## OBJECTIVE
Search the data for the string "achieved" and gather each line it is in.

## GIVEN DATA
_____
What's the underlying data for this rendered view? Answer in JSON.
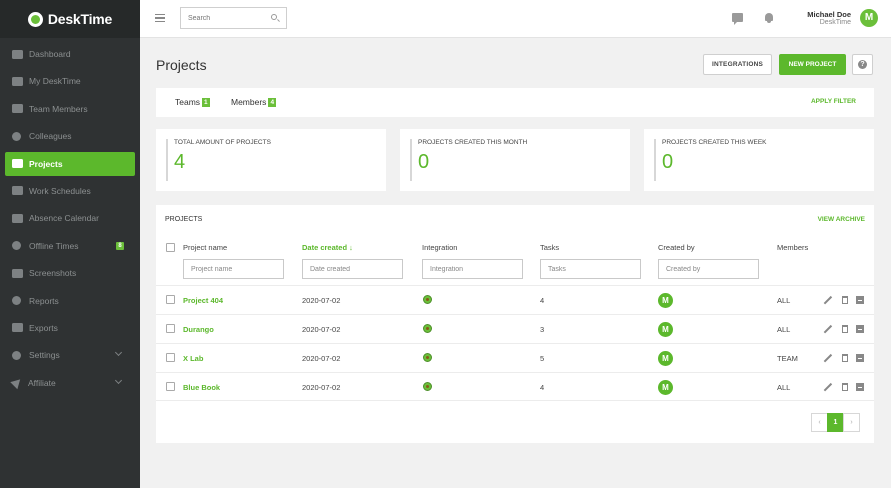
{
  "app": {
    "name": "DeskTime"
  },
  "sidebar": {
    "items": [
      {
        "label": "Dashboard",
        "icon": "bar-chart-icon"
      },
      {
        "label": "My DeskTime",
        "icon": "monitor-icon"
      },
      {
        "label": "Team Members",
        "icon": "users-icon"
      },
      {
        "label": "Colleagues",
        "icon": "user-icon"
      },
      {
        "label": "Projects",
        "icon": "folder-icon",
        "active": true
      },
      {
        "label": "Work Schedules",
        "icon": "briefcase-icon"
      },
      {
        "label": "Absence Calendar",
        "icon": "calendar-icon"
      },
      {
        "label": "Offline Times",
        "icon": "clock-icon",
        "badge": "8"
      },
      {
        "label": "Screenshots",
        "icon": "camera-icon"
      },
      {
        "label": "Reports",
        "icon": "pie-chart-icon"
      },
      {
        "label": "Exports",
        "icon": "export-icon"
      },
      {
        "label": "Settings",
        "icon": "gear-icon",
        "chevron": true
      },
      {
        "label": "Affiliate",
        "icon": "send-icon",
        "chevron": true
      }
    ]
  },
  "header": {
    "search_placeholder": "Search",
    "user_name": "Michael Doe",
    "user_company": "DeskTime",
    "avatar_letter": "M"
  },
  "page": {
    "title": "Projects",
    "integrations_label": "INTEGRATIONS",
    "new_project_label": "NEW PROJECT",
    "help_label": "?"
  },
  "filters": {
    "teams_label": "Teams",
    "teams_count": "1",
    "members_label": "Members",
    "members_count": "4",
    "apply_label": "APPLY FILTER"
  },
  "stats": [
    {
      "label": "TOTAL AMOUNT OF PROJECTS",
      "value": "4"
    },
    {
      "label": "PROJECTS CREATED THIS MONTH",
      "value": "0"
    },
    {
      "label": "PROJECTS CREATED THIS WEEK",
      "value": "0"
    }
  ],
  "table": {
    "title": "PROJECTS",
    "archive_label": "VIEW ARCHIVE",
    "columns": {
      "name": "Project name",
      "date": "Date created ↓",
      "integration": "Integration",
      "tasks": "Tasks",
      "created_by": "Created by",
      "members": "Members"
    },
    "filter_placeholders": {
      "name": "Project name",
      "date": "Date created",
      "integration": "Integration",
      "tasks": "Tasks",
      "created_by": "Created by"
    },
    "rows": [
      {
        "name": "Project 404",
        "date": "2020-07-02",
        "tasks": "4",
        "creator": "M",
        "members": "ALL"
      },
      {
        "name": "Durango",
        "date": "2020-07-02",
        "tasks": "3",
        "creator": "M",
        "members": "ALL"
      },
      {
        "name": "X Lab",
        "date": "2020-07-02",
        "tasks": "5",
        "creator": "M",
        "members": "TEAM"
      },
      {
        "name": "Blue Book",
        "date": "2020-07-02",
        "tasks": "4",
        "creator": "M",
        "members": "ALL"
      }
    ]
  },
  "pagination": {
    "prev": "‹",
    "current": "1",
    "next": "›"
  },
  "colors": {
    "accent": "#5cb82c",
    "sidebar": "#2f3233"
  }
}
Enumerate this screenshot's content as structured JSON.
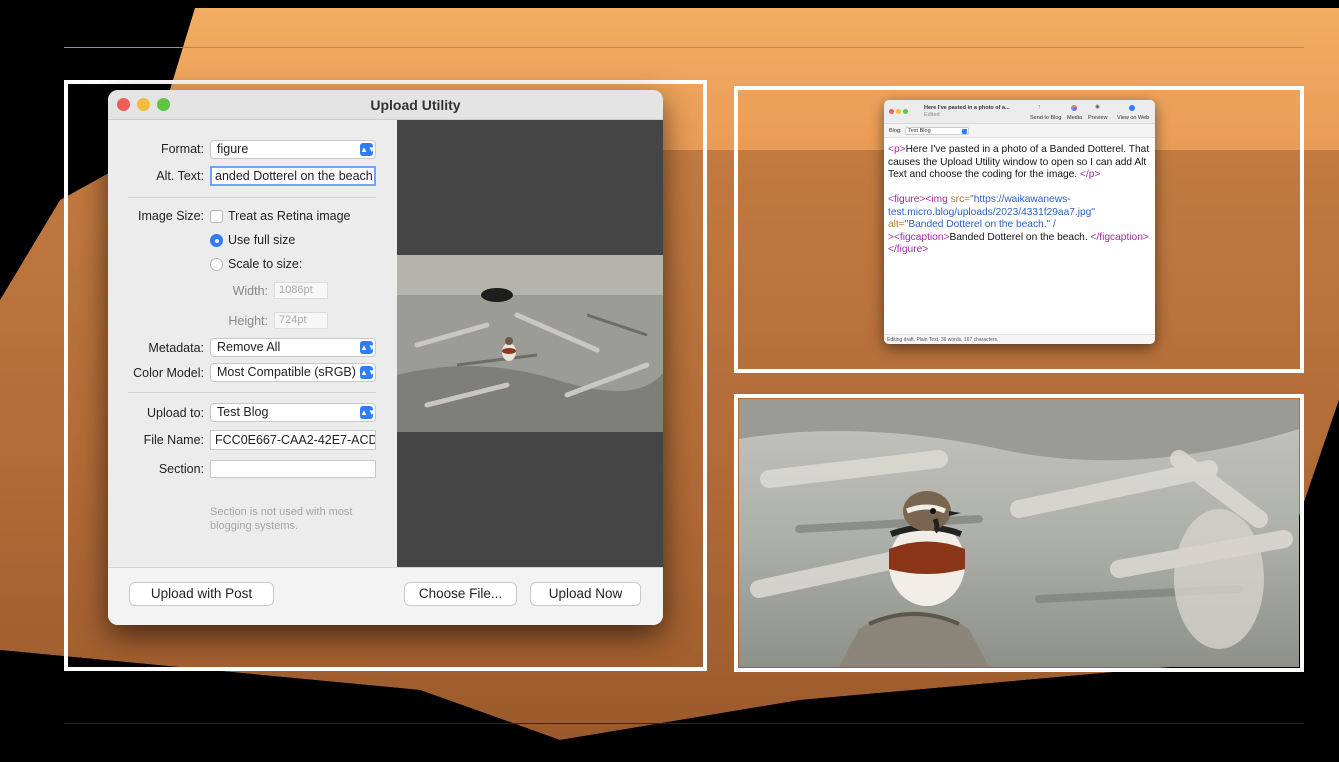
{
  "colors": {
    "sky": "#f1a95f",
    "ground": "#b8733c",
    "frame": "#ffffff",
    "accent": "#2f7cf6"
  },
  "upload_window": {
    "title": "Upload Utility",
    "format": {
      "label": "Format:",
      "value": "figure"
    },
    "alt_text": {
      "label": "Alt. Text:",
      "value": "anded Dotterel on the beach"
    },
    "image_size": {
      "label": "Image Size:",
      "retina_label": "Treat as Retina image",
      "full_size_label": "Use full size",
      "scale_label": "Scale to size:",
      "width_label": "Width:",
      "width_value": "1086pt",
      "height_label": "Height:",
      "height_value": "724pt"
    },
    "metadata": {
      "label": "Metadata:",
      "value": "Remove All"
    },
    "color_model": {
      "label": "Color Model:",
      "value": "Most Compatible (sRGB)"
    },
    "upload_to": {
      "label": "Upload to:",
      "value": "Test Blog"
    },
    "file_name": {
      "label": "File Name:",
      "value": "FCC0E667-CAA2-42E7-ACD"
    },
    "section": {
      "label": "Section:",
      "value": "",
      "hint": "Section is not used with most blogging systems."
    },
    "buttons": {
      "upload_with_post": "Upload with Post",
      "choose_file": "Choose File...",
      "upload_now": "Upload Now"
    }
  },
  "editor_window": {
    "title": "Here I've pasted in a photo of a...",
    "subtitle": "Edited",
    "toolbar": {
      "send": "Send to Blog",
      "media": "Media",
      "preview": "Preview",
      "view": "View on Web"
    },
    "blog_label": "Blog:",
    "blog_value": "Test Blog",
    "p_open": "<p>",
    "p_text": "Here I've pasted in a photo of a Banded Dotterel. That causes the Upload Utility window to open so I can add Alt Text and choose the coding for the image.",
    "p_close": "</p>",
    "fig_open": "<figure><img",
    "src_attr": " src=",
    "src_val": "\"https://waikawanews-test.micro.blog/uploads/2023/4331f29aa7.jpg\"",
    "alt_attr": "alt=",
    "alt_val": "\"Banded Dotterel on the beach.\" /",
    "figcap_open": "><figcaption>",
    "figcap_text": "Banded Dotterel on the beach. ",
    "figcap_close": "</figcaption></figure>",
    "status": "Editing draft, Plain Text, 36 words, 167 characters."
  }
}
_____
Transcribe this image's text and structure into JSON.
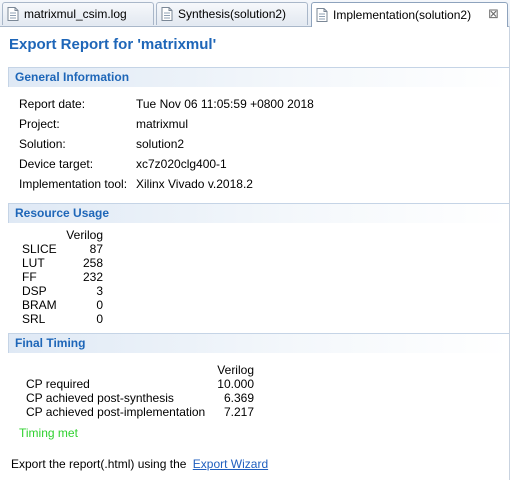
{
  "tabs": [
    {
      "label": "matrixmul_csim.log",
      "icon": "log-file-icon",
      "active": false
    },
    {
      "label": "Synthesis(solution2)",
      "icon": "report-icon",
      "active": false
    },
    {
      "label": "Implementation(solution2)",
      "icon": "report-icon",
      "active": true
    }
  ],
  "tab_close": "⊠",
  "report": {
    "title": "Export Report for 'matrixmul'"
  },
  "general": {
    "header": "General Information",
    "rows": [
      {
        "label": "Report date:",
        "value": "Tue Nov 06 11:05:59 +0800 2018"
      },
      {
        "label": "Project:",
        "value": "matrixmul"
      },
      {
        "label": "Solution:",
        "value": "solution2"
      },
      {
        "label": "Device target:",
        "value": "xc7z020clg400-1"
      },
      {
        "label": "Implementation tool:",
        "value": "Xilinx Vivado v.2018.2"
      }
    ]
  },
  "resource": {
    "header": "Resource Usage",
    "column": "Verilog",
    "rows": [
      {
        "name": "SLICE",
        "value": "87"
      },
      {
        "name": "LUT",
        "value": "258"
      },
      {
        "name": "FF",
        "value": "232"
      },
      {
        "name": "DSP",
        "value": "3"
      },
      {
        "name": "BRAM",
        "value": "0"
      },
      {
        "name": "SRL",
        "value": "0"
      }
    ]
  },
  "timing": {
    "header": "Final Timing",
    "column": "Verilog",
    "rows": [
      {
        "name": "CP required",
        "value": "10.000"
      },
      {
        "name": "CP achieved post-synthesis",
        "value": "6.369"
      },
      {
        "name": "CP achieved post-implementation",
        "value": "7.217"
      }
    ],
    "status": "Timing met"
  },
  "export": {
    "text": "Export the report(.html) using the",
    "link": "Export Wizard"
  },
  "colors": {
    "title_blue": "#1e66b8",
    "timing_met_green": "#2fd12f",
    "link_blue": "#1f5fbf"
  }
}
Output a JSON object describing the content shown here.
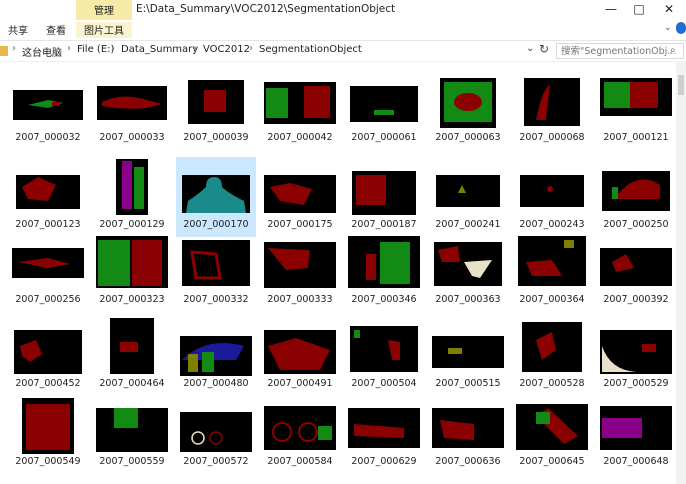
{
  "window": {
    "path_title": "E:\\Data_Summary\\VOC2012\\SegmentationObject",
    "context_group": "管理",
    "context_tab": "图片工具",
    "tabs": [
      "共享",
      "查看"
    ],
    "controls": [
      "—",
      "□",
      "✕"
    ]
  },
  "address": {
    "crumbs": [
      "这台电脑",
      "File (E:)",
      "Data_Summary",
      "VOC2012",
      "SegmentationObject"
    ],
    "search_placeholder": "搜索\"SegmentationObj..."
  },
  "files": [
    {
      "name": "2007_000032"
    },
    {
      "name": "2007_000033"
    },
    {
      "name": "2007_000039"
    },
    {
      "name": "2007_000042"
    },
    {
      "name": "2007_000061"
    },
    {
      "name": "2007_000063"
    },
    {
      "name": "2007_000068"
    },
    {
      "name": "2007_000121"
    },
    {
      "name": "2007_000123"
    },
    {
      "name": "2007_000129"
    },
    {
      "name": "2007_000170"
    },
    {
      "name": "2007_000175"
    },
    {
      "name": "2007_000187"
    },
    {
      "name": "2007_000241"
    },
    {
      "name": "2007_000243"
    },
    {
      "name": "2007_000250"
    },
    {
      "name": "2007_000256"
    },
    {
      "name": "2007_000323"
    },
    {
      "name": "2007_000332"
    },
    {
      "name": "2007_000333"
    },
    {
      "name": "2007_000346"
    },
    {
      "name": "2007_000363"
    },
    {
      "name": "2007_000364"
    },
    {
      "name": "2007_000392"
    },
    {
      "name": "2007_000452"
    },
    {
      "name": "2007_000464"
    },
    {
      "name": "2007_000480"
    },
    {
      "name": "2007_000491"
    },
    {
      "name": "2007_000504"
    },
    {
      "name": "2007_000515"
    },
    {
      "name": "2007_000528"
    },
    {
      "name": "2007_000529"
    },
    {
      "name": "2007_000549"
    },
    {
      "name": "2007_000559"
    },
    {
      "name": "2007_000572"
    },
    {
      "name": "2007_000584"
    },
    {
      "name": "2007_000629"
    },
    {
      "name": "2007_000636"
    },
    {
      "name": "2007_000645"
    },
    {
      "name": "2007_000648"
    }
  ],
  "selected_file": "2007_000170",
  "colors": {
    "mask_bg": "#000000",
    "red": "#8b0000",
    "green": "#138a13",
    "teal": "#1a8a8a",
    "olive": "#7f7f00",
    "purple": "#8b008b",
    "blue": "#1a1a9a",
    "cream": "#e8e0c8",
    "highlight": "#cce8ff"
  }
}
_____
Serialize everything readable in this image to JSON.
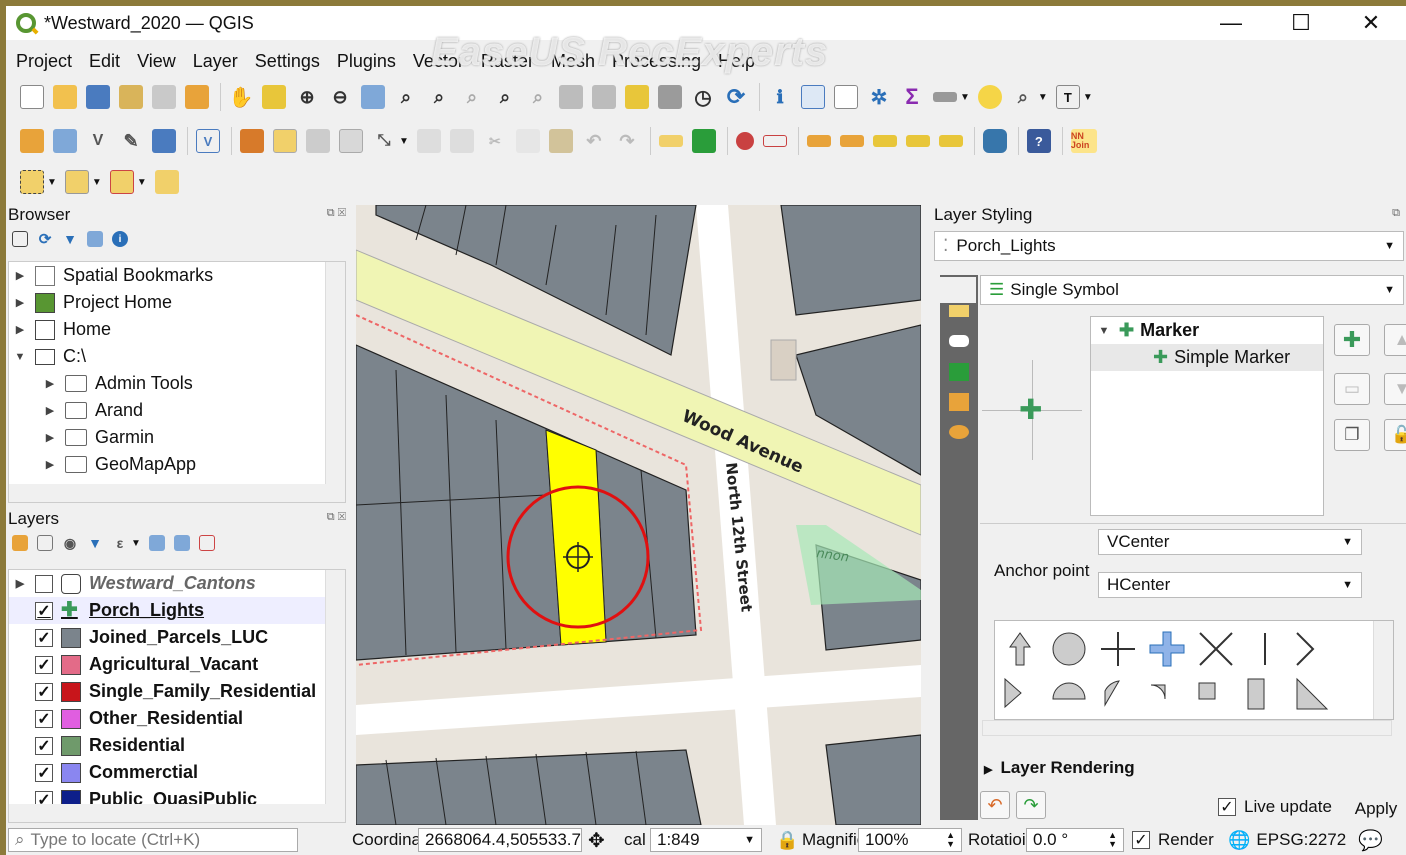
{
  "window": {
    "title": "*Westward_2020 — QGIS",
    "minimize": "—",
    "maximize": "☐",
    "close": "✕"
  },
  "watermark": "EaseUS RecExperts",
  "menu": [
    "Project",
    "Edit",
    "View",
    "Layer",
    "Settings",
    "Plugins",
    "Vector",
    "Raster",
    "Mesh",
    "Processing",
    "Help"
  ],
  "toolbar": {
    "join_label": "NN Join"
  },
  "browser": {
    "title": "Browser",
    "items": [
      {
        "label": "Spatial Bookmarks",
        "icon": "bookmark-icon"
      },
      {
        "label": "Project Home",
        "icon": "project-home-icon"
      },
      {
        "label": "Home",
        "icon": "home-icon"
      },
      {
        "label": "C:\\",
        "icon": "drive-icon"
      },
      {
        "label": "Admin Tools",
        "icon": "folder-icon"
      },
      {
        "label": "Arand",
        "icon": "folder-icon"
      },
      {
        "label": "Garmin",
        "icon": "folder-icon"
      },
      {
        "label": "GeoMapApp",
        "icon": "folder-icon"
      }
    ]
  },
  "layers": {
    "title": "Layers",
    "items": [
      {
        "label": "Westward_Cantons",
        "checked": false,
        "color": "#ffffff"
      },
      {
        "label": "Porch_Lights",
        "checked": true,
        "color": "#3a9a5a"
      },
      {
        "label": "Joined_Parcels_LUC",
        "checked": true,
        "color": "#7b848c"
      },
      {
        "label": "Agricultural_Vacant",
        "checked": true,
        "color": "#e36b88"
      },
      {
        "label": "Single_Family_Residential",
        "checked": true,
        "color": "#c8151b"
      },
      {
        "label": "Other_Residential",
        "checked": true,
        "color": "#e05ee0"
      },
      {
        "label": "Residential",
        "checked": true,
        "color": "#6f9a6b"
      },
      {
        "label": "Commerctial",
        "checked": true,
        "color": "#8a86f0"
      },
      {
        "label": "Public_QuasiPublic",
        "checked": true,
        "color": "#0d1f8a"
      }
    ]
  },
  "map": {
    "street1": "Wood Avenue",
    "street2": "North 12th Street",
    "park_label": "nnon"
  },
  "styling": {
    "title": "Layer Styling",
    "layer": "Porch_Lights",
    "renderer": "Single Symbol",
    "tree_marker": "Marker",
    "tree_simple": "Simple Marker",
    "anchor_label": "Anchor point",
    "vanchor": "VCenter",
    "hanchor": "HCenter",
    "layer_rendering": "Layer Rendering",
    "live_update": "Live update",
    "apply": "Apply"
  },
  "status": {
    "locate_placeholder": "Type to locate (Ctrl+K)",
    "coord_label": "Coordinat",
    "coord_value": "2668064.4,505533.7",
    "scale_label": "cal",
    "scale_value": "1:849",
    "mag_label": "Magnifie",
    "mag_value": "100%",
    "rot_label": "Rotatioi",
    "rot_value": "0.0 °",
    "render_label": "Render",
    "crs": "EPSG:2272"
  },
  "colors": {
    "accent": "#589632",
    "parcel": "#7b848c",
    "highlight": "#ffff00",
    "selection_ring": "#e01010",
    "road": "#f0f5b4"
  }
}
_____
## SOLUTION TO THE PROBLEM
        "name": "CP achieved post-synthesis",
        "name": "CP achieved post-implementation",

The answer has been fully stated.